In the entries that follow, identify the line containing "Give me a plain-text" and return it together with all later lines, exactly as they appear.

-- Start MATERIAL --

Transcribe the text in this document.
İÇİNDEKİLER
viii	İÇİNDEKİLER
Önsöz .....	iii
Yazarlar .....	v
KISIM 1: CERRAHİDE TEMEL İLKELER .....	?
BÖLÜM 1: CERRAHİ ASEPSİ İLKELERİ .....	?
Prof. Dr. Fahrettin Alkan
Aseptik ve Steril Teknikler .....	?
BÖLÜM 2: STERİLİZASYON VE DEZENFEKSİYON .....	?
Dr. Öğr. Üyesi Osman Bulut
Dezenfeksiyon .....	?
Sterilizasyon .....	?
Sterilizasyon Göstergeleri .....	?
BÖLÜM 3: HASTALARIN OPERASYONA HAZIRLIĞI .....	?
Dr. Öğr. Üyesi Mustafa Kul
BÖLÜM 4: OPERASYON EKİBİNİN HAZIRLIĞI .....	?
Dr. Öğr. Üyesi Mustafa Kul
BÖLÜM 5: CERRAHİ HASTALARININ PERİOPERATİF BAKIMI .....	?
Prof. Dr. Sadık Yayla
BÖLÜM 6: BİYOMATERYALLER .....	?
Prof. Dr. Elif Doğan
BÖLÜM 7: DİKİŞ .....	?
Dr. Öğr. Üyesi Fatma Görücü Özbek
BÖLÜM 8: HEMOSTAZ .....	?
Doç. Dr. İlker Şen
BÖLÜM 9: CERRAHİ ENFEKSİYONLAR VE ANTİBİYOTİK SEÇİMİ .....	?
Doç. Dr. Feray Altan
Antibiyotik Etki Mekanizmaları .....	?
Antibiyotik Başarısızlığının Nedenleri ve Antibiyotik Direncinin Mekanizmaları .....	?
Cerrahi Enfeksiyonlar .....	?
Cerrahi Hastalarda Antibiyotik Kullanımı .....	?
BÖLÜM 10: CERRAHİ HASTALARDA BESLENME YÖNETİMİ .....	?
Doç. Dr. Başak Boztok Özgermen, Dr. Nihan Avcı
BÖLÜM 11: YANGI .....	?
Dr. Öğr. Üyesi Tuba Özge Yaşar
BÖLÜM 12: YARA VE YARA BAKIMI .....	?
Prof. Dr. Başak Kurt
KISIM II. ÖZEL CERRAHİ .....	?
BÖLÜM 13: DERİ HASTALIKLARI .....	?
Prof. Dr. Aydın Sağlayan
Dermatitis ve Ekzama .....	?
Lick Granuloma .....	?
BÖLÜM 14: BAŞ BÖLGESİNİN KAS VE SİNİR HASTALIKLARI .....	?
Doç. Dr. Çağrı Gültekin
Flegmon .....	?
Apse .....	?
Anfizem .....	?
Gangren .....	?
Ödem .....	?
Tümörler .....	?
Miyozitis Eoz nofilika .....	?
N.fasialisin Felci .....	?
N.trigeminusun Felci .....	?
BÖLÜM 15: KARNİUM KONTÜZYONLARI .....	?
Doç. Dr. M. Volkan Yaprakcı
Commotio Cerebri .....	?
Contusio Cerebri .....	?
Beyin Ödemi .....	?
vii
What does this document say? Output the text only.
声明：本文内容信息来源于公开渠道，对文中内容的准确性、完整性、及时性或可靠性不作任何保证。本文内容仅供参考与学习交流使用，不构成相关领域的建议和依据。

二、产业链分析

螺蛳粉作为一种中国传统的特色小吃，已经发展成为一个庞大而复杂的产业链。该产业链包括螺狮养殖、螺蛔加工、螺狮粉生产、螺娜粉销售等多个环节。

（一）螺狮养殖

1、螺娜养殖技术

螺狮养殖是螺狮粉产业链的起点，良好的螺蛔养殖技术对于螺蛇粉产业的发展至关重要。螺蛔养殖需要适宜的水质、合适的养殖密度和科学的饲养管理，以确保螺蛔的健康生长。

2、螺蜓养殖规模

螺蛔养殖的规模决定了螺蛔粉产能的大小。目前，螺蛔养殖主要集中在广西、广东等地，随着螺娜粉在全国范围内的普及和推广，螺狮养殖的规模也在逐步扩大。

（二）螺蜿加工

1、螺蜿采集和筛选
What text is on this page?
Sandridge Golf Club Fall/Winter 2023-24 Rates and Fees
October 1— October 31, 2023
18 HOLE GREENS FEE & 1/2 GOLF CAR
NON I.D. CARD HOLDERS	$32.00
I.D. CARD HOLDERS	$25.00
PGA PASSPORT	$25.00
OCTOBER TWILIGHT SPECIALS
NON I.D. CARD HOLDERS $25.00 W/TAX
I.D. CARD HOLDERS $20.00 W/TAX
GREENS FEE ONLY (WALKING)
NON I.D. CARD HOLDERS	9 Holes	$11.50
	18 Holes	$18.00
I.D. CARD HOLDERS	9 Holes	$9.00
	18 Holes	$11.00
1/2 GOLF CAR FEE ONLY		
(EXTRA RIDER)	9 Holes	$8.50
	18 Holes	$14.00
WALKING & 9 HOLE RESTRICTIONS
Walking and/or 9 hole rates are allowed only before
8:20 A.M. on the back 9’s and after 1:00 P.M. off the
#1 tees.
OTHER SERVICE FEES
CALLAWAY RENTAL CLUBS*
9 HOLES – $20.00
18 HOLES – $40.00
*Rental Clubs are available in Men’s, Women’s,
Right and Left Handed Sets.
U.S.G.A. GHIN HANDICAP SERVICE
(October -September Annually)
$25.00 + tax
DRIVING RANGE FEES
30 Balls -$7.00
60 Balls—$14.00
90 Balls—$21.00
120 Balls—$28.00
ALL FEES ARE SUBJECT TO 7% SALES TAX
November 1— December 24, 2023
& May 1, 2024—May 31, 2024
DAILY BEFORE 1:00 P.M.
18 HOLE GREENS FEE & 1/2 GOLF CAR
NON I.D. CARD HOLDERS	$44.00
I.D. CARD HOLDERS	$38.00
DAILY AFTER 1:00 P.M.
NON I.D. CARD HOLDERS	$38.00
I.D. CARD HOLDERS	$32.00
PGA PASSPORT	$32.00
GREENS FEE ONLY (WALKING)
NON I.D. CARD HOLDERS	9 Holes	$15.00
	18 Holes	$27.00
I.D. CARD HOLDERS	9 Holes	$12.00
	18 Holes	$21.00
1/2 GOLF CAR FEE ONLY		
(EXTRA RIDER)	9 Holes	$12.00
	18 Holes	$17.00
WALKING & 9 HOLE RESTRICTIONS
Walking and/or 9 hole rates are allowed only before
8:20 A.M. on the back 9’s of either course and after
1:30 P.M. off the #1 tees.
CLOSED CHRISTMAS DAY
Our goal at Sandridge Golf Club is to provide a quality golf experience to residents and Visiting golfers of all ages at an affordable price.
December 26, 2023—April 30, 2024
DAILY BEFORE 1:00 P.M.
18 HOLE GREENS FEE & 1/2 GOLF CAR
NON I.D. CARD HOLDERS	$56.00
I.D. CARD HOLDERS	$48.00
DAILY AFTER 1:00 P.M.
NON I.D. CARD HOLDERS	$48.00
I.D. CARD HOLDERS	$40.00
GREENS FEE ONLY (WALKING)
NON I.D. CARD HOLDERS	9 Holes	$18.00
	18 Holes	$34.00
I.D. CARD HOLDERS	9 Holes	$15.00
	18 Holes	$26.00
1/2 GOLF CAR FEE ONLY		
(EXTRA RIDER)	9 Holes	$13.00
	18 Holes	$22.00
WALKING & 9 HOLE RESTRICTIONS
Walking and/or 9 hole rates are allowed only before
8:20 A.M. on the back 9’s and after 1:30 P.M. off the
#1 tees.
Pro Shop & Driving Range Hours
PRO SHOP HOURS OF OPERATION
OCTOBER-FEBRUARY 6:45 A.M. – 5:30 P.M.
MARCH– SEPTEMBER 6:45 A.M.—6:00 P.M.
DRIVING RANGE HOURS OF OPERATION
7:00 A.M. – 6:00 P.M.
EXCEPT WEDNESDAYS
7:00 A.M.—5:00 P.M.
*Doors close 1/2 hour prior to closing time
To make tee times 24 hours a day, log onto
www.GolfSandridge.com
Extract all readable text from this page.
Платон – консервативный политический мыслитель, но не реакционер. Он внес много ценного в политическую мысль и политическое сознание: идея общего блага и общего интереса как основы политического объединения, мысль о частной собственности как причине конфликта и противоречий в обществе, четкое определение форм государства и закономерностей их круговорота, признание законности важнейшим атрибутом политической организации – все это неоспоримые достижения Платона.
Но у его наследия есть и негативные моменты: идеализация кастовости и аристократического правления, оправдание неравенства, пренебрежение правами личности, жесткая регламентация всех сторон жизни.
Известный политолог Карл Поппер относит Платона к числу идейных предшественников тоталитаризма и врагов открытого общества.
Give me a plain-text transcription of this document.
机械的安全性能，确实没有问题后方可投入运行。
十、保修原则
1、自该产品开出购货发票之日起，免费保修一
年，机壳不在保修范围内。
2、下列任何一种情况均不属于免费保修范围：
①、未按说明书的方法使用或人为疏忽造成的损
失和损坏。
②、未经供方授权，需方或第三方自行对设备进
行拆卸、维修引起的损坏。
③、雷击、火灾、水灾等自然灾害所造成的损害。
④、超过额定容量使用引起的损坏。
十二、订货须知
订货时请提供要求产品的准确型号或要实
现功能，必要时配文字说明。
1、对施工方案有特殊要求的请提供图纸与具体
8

-- End MATERIAL --

▶ WORKED ANSWER
Give me a plain-text transcription of this document.
机械的安全性能，确实没有问题后方可投入运行。
十、保修原则
1、自该产品开出购货发票之日起，免费保修一
年，机壳不在保修范围内。
2、下列任何一种情况均不属于免费保修范围：
①、未按说明书的方法使用或人为疏忽造成的损
失和损坏。
②、未经供方授权，需方或第三方自行对设备进
行拆卸、维修引起的损坏。
③、雷击、火灾、水灾等自然灾害所造成的损害。
④、超过额定容量使用引起的损坏。
十二、订货须知
订货时请提供要求产品的准确型号或要实
现功能，必要时配文字说明。
1、对施工方案有特殊要求的请提供图纸与具体
8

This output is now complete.